-- Your goal --
Collect the lines of the entries where "JSON" shows up.

(Stored data entries)
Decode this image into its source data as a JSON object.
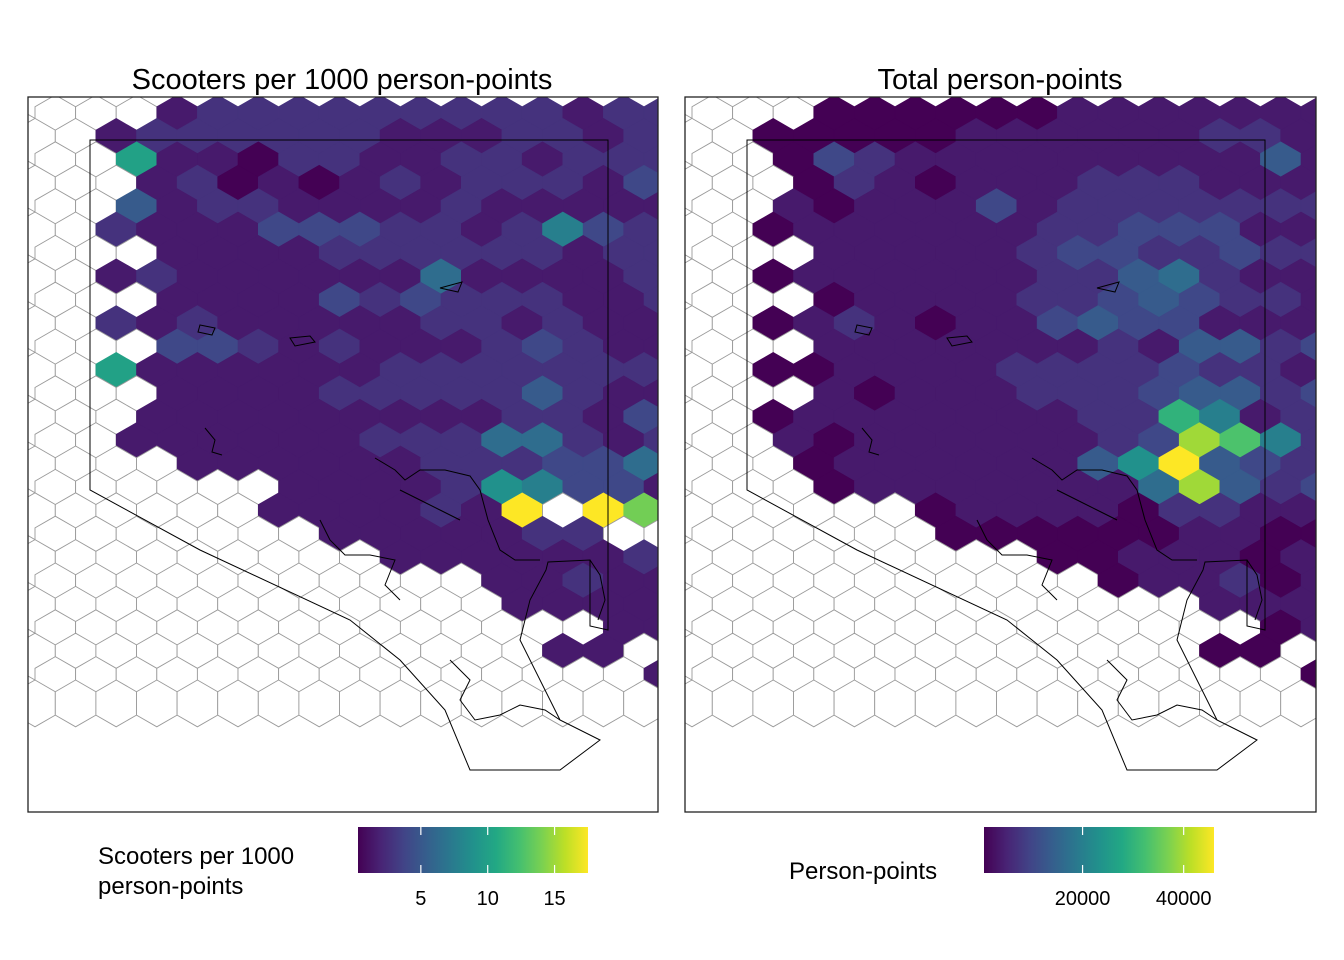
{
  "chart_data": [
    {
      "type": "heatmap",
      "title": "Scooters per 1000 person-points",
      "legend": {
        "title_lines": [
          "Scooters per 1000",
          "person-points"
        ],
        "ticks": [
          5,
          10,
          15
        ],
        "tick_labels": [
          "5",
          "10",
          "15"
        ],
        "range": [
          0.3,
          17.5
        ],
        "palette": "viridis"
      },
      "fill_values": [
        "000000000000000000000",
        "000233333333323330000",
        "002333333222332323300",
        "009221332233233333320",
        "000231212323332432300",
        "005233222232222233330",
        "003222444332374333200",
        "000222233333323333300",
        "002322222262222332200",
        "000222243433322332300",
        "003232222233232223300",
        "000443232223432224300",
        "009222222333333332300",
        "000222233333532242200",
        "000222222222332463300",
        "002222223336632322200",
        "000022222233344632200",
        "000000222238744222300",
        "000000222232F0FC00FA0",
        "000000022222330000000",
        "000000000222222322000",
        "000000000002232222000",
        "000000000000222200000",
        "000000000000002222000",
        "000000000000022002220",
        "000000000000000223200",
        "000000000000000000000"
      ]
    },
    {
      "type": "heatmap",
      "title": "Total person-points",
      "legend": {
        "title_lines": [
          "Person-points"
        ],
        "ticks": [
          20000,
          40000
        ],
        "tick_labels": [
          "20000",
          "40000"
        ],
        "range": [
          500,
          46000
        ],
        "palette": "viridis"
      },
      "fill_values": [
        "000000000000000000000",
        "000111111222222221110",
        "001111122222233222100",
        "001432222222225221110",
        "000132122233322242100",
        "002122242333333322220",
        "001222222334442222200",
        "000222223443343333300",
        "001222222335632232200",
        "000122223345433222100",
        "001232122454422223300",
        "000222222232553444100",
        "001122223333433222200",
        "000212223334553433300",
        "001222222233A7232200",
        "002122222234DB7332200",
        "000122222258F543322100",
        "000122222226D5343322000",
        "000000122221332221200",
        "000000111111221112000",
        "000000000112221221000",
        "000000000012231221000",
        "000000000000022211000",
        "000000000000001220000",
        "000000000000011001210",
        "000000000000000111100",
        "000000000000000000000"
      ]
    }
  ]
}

--

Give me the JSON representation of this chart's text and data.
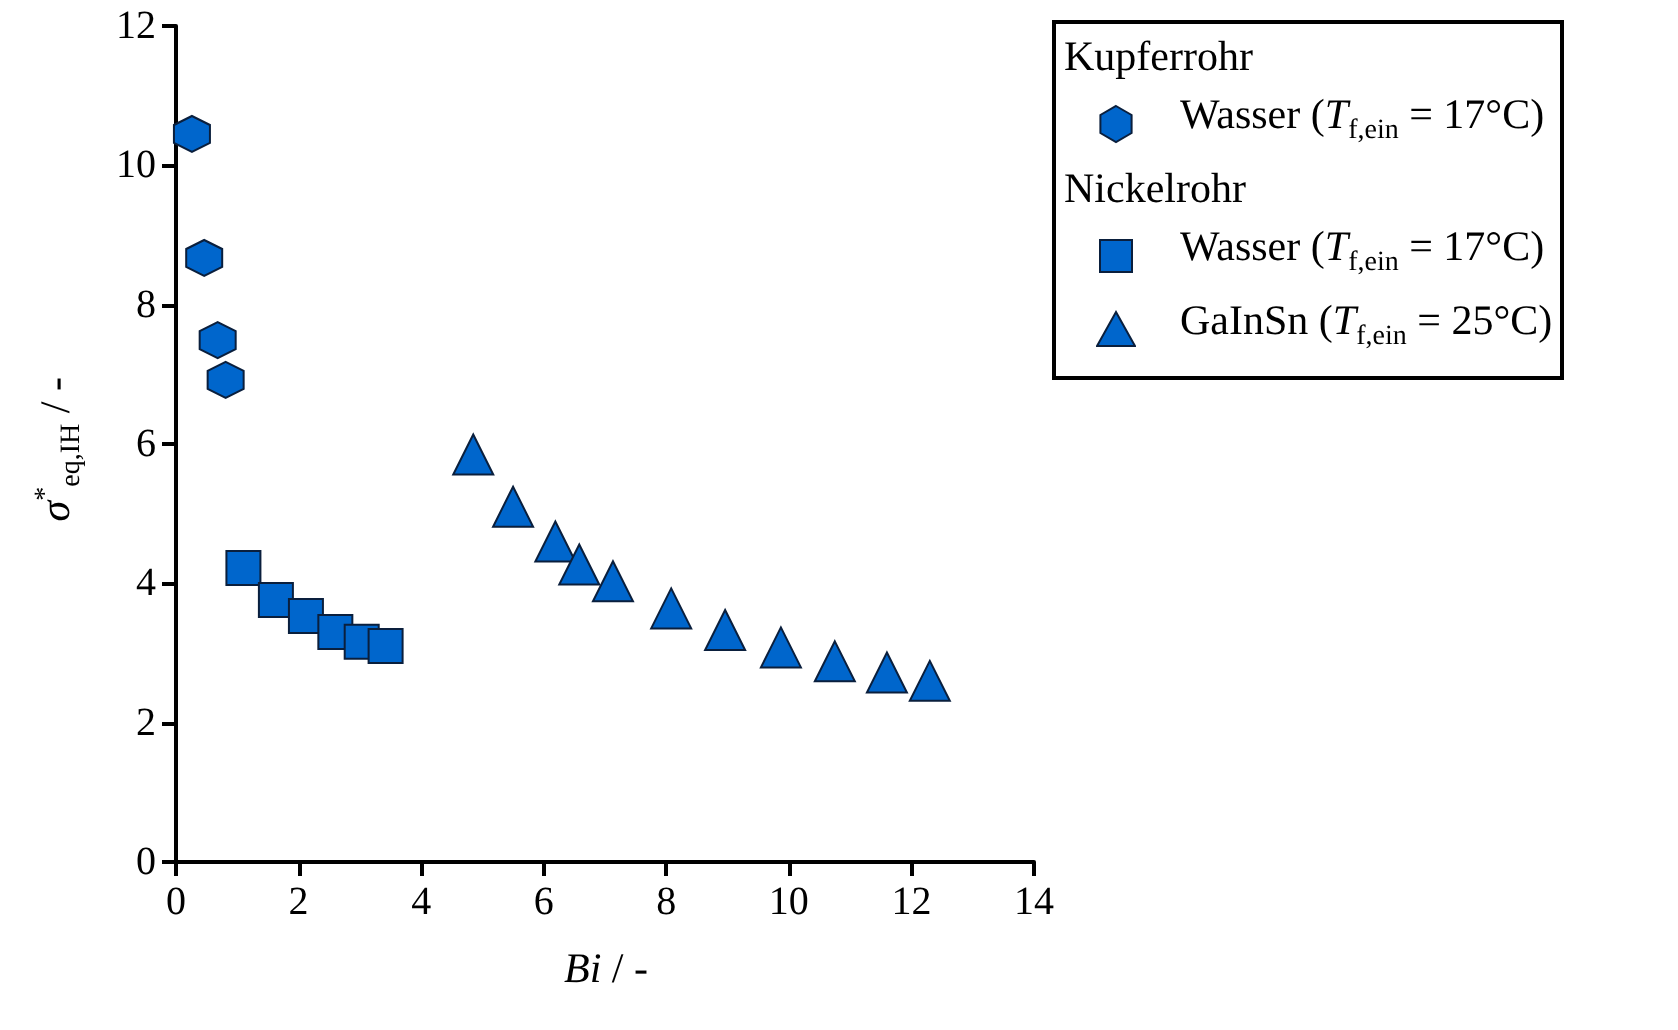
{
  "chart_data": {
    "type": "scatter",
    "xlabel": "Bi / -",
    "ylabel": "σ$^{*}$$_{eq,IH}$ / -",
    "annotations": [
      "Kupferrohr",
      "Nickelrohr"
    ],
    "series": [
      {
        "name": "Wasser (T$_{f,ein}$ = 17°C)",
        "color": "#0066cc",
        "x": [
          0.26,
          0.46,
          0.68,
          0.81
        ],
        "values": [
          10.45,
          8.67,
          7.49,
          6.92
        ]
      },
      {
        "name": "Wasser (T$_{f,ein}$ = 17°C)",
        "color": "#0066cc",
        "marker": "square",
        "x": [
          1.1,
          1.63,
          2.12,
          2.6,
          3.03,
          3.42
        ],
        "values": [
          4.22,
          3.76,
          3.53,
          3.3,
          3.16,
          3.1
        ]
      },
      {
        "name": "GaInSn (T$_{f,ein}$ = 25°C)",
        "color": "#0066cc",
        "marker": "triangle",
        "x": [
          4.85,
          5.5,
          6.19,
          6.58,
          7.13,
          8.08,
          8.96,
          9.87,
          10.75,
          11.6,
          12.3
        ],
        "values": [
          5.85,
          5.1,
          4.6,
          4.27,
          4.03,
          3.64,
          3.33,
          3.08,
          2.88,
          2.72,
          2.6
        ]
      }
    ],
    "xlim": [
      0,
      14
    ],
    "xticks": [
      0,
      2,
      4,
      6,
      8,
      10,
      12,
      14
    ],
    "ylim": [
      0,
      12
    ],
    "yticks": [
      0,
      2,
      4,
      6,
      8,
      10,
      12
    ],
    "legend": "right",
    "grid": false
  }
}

-- Answer below --
Decode this image into its source data as a JSON object.
Give me the JSON representation of this chart's text and data.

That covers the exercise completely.